## Records for the task
= = = = =
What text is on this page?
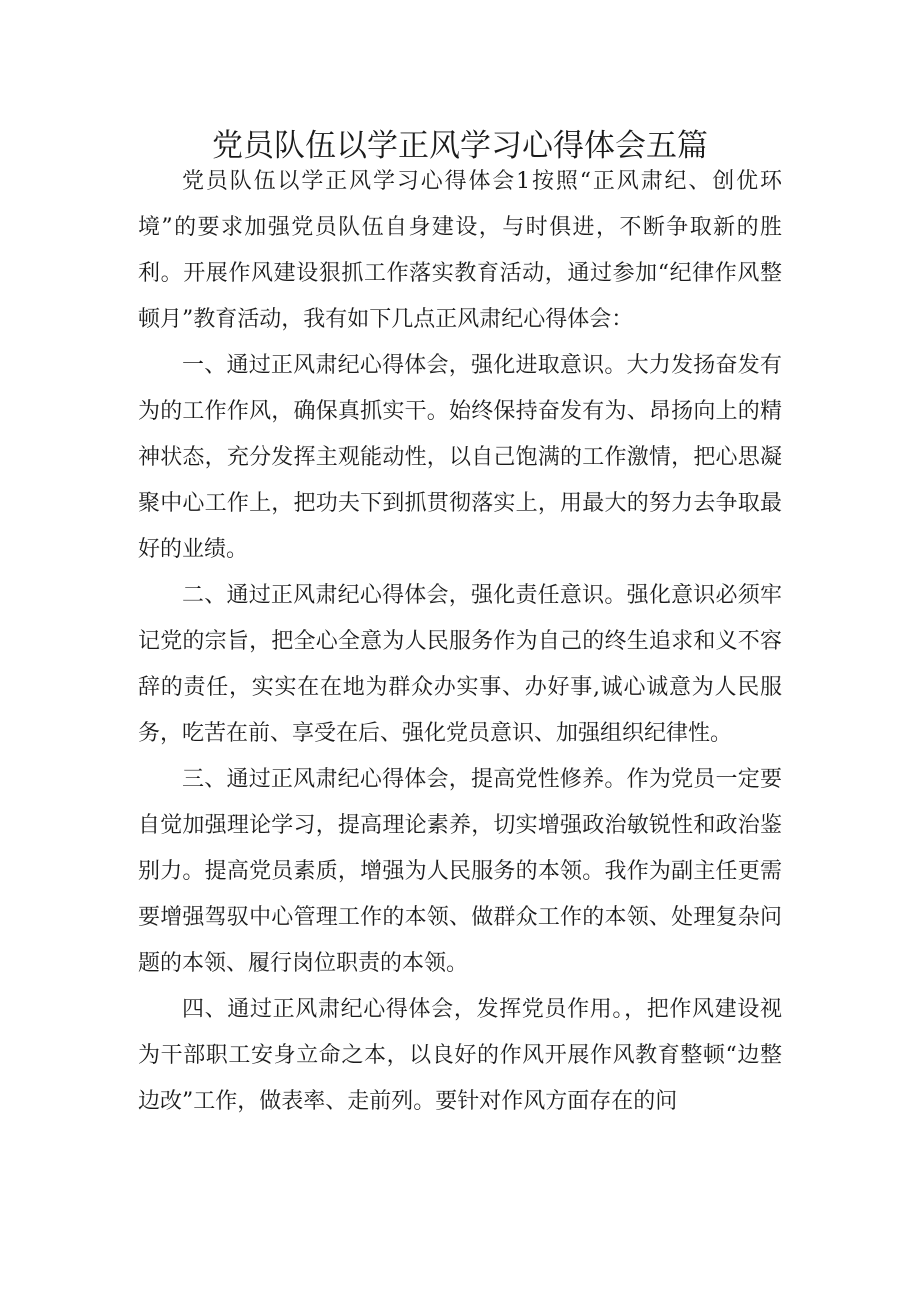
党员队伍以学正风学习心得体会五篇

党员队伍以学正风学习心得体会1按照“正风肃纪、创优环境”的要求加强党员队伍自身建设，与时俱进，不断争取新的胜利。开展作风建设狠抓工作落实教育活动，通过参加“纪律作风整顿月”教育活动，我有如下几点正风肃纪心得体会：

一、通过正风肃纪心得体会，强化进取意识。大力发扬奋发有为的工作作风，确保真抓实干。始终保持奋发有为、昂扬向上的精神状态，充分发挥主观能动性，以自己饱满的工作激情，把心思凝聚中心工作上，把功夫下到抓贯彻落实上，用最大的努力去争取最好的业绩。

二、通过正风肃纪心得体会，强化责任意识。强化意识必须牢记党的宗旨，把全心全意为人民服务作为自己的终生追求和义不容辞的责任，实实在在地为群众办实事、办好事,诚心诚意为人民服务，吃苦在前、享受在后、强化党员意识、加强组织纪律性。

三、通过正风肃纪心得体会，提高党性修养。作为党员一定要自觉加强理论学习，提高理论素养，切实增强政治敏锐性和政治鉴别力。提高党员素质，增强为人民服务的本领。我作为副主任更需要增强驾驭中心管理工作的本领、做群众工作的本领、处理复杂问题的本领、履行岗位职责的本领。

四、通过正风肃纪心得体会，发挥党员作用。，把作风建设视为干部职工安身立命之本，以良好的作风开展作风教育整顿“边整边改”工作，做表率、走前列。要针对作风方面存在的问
= = = = =
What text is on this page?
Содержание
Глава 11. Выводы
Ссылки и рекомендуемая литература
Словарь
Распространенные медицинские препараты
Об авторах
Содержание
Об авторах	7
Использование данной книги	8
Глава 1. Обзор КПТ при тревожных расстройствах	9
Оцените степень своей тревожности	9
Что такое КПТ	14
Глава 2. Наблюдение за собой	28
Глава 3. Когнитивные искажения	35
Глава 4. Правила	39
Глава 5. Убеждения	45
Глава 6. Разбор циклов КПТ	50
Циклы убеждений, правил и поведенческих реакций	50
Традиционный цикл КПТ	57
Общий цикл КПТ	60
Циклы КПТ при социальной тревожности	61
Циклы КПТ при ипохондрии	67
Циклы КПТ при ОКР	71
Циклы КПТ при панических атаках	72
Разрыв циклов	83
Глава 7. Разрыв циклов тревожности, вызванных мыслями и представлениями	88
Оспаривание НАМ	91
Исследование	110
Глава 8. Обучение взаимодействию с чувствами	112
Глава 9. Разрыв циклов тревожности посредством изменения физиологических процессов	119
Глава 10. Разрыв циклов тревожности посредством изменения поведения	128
= = = = =
## What is required
Working from the listing above, pick out every line that has "посредством" and copy it.

## Answer below
Глава 9. Разрыв циклов тревожности посредством изменения физиологических процессов	119
Глава 10. Разрыв циклов тревожности посредством изменения поведения	128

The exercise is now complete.